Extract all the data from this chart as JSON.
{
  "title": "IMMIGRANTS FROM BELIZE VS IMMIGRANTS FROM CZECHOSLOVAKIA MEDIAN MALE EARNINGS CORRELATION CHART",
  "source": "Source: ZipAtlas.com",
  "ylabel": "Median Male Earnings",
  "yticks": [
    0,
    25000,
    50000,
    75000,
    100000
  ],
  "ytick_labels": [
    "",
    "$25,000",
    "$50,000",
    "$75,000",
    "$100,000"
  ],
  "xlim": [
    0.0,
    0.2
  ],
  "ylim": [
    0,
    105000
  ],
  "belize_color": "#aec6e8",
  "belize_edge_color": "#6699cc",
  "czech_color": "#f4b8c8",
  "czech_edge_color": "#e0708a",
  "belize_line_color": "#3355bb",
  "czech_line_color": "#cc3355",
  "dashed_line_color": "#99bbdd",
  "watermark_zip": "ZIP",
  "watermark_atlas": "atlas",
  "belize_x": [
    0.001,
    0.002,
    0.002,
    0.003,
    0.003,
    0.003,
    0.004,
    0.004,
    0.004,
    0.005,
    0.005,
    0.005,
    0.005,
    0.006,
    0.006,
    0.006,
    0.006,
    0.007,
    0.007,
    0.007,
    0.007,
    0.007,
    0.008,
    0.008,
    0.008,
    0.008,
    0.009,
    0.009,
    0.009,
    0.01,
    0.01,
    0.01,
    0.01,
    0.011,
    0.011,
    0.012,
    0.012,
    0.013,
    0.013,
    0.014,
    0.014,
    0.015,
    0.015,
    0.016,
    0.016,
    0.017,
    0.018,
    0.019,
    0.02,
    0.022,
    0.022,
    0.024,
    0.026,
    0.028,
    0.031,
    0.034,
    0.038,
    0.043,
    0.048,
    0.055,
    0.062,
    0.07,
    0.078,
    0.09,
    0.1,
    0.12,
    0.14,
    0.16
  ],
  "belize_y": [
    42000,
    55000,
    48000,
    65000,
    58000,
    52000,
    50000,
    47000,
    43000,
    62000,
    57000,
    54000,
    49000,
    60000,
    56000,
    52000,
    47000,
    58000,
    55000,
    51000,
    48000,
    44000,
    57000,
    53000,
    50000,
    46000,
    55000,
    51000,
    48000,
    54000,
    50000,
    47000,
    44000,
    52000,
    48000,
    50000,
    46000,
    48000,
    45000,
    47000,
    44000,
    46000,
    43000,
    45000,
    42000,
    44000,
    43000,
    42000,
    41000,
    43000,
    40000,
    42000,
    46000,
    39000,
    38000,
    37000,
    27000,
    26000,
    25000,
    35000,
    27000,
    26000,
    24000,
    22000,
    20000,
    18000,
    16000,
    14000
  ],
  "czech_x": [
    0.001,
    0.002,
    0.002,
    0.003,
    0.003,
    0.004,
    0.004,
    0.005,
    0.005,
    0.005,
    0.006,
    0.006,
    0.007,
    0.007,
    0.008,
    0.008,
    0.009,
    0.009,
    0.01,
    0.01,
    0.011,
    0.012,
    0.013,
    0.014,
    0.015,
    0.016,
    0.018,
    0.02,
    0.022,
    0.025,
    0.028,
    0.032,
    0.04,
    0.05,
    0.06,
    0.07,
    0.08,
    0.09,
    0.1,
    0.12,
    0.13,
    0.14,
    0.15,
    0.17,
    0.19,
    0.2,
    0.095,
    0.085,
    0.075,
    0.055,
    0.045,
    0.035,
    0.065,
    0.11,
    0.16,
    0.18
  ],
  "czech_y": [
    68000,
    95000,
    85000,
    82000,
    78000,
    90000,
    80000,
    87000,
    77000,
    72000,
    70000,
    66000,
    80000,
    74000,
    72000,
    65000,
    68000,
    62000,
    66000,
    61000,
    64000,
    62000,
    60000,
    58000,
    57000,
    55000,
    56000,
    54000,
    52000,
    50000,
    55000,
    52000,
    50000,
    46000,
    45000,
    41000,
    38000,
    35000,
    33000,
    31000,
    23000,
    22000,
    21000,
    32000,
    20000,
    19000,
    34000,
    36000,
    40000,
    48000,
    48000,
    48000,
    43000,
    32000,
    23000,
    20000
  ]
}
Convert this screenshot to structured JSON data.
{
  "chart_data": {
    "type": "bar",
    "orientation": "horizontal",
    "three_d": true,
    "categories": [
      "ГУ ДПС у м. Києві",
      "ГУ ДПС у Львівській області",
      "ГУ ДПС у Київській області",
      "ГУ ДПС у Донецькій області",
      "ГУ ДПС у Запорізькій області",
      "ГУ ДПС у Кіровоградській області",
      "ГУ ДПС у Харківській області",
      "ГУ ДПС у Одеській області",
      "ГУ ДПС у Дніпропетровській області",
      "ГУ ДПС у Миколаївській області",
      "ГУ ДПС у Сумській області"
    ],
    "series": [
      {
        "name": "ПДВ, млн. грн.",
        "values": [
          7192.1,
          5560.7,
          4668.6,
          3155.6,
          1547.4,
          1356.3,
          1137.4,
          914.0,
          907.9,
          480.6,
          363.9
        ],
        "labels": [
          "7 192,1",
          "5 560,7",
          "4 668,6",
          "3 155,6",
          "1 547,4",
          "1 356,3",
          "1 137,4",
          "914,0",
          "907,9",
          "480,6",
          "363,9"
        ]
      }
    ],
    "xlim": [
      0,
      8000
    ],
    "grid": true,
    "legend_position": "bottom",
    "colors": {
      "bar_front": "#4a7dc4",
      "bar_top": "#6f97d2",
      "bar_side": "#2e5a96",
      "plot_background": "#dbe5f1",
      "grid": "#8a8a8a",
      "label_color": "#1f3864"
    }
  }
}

==================================================

From the listing above, extract every line exactly as it stands.

_TASK ANSWER_
Extract all the data from this chart as JSON.
{
  "title": "IMMIGRANTS FROM BELIZE VS IMMIGRANTS FROM CZECHOSLOVAKIA MEDIAN MALE EARNINGS CORRELATION CHART",
  "source": "Source: ZipAtlas.com",
  "ylabel": "Median Male Earnings",
  "yticks": [
    0,
    25000,
    50000,
    75000,
    100000
  ],
  "ytick_labels": [
    "",
    "$25,000",
    "$50,000",
    "$75,000",
    "$100,000"
  ],
  "xlim": [
    0.0,
    0.2
  ],
  "ylim": [
    0,
    105000
  ],
  "belize_color": "#aec6e8",
  "belize_edge_color": "#6699cc",
  "czech_color": "#f4b8c8",
  "czech_edge_color": "#e0708a",
  "belize_line_color": "#3355bb",
  "czech_line_color": "#cc3355",
  "dashed_line_color": "#99bbdd",
  "watermark_zip": "ZIP",
  "watermark_atlas": "atlas",
  "belize_x": [
    0.001,
    0.002,
    0.002,
    0.003,
    0.003,
    0.003,
    0.004,
    0.004,
    0.004,
    0.005,
    0.005,
    0.005,
    0.005,
    0.006,
    0.006,
    0.006,
    0.006,
    0.007,
    0.007,
    0.007,
    0.007,
    0.007,
    0.008,
    0.008,
    0.008,
    0.008,
    0.009,
    0.009,
    0.009,
    0.01,
    0.01,
    0.01,
    0.01,
    0.011,
    0.011,
    0.012,
    0.012,
    0.013,
    0.013,
    0.014,
    0.014,
    0.015,
    0.015,
    0.016,
    0.016,
    0.017,
    0.018,
    0.019,
    0.02,
    0.022,
    0.022,
    0.024,
    0.026,
    0.028,
    0.031,
    0.034,
    0.038,
    0.043,
    0.048,
    0.055,
    0.062,
    0.07,
    0.078,
    0.09,
    0.1,
    0.12,
    0.14,
    0.16
  ],
  "belize_y": [
    42000,
    55000,
    48000,
    65000,
    58000,
    52000,
    50000,
    47000,
    43000,
    62000,
    57000,
    54000,
    49000,
    60000,
    56000,
    52000,
    47000,
    58000,
    55000,
    51000,
    48000,
    44000,
    57000,
    53000,
    50000,
    46000,
    55000,
    51000,
    48000,
    54000,
    50000,
    47000,
    44000,
    52000,
    48000,
    50000,
    46000,
    48000,
    45000,
    47000,
    44000,
    46000,
    43000,
    45000,
    42000,
    44000,
    43000,
    42000,
    41000,
    43000,
    40000,
    42000,
    46000,
    39000,
    38000,
    37000,
    27000,
    26000,
    25000,
    35000,
    27000,
    26000,
    24000,
    22000,
    20000,
    18000,
    16000,
    14000
  ],
  "czech_x": [
    0.001,
    0.002,
    0.002,
    0.003,
    0.003,
    0.004,
    0.004,
    0.005,
    0.005,
    0.005,
    0.006,
    0.006,
    0.007,
    0.007,
    0.008,
    0.008,
    0.009,
    0.009,
    0.01,
    0.01,
    0.011,
    0.012,
    0.013,
    0.014,
    0.015,
    0.016,
    0.018,
    0.02,
    0.022,
    0.025,
    0.028,
    0.032,
    0.04,
    0.05,
    0.06,
    0.07,
    0.08,
    0.09,
    0.1,
    0.12,
    0.13,
    0.14,
    0.15,
    0.17,
    0.19,
    0.2,
    0.095,
    0.085,
    0.075,
    0.055,
    0.045,
    0.035,
    0.065,
    0.11,
    0.16,
    0.18
  ],
  "czech_y": [
    68000,
    95000,
    85000,
    82000,
    78000,
    90000,
    80000,
    87000,
    77000,
    72000,
    70000,
    66000,
    80000,
    74000,
    72000,
    65000,
    68000,
    62000,
    66000,
    61000,
    64000,
    62000,
    60000,
    58000,
    57000,
    55000,
    56000,
    54000,
    52000,
    50000,
    55000,
    52000,
    50000,
    46000,
    45000,
    41000,
    38000,
    35000,
    33000,
    31000,
    23000,
    22000,
    21000,
    32000,
    20000,
    19000,
    34000,
    36000,
    40000,
    48000,
    48000,
    48000,
    43000,
    32000,
    23000,
    20000
  ]
}
Convert this screenshot to structured JSON data.
{
  "chart_data": {
    "type": "bar",
    "orientation": "horizontal",
    "three_d": true,
    "categories": [
      "ГУ ДПС у м. Києві",
      "ГУ ДПС у Львівській області",
      "ГУ ДПС у Київській області",
      "ГУ ДПС у Донецькій області",
      "ГУ ДПС у Запорізькій області",
      "ГУ ДПС у Кіровоградській області",
      "ГУ ДПС у Харківській області",
      "ГУ ДПС у Одеській області",
      "ГУ ДПС у Дніпропетровській області",
      "ГУ ДПС у Миколаївській області",
      "ГУ ДПС у Сумській області"
    ],
    "series": [
      {
        "name": "ПДВ, млн. грн.",
        "values": [
          7192.1,
          5560.7,
          4668.6,
          3155.6,
          1547.4,
          1356.3,
          1137.4,
          914.0,
          907.9,
          480.6,
          363.9
        ],
        "labels": [
          "7 192,1",
          "5 560,7",
          "4 668,6",
          "3 155,6",
          "1 547,4",
          "1 356,3",
          "1 137,4",
          "914,0",
          "907,9",
          "480,6",
          "363,9"
        ]
      }
    ],
    "xlim": [
      0,
      8000
    ],
    "grid": true,
    "legend_position": "bottom",
    "colors": {
      "bar_front": "#4a7dc4",
      "bar_top": "#6f97d2",
      "bar_side": "#2e5a96",
      "plot_background": "#dbe5f1",
      "grid": "#8a8a8a",
      "label_color": "#1f3864"
    }
  }
}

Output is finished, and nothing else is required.